Structured figure records
——
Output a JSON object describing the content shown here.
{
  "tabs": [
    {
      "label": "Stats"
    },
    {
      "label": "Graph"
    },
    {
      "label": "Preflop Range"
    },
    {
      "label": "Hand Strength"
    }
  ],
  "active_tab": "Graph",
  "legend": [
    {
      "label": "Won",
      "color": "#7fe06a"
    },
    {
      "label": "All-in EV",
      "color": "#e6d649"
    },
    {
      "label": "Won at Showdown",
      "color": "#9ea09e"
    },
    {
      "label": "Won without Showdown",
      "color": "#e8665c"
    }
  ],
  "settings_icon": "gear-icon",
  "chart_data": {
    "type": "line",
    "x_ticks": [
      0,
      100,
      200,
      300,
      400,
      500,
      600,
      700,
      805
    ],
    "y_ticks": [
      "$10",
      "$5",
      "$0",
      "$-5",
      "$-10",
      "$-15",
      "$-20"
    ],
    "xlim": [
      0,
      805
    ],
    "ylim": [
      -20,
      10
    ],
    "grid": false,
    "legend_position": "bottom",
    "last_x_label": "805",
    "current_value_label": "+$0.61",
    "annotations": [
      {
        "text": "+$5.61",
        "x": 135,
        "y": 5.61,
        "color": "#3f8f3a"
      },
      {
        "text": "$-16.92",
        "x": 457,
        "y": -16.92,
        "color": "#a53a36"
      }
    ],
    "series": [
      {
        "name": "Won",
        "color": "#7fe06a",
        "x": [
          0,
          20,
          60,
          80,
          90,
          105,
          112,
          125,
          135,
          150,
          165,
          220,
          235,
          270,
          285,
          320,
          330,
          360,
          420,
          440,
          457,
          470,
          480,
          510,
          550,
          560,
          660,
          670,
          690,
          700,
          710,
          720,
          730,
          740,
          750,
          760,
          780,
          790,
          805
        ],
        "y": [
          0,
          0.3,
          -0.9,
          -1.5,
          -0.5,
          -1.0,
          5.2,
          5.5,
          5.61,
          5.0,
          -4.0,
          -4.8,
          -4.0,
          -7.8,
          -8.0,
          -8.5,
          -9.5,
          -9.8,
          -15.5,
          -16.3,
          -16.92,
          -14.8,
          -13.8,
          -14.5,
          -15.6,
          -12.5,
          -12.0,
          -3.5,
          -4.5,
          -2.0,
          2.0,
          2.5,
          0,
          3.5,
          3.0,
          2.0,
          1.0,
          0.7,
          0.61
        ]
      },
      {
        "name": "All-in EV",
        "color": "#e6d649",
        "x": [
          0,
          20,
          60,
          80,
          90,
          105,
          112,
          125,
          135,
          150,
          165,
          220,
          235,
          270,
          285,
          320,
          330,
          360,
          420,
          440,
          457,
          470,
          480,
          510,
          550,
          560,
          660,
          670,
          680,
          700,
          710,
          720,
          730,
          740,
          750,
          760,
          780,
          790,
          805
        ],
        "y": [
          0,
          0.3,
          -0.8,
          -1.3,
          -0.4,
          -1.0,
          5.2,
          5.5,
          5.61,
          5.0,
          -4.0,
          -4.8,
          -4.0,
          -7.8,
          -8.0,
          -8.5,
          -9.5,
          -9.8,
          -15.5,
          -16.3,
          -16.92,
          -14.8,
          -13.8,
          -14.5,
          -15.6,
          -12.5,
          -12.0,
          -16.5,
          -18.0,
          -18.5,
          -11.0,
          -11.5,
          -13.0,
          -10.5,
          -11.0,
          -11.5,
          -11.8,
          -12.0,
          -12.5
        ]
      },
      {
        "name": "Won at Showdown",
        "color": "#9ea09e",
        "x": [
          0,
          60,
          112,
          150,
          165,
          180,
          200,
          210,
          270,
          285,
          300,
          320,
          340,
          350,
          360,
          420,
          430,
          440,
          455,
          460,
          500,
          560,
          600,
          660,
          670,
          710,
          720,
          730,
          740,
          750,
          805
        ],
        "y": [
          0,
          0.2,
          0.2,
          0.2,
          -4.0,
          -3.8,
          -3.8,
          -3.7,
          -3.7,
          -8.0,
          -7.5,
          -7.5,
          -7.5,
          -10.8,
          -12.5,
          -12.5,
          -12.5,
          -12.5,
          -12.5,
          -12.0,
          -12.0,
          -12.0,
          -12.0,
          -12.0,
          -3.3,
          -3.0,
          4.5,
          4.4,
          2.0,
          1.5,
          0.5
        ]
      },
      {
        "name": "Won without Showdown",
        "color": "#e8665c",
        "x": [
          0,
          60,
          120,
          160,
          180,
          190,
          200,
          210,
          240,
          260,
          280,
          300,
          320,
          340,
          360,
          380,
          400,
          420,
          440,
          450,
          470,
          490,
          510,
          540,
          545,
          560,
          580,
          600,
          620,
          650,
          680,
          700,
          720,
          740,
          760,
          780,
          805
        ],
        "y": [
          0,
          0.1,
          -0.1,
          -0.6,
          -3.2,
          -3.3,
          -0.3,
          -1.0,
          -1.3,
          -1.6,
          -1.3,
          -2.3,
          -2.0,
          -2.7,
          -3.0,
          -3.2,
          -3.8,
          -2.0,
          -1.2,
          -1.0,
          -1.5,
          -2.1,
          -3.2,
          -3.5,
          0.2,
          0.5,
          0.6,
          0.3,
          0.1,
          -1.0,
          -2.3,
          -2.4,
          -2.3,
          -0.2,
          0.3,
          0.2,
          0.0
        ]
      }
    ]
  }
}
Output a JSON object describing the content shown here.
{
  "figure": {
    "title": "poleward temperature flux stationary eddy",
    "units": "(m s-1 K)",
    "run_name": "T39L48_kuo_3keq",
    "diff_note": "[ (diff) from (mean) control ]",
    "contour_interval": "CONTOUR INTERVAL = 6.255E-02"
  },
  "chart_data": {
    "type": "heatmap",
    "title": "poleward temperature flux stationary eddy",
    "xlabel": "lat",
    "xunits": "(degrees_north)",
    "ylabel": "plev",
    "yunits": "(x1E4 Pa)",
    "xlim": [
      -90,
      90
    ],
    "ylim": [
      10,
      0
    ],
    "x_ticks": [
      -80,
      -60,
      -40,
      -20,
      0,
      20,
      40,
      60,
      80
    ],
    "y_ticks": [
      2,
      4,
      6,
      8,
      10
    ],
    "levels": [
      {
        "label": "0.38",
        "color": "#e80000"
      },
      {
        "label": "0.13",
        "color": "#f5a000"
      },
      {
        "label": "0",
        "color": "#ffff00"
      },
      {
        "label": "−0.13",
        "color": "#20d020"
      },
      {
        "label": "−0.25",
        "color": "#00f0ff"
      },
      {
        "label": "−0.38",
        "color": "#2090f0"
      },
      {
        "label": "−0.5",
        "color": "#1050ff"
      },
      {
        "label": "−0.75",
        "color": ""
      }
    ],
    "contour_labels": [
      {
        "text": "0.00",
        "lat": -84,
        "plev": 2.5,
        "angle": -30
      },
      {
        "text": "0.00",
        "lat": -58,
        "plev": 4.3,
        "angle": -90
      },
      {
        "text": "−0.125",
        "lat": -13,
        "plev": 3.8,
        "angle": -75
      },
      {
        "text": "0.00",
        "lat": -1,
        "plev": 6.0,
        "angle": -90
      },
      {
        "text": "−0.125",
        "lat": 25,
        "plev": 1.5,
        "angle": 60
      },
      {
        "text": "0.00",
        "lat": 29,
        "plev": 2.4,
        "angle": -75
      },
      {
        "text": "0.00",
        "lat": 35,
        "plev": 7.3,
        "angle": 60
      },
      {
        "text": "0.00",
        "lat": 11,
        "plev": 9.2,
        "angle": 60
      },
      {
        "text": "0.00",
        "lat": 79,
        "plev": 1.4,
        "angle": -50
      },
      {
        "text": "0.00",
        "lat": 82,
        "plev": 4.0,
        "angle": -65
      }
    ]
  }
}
——
__Your instructions__.
Show the lines of the material that contain the word "without".

__Exercise output__.
      "label": "Won without Showdown",
        "name": "Won without Showdown",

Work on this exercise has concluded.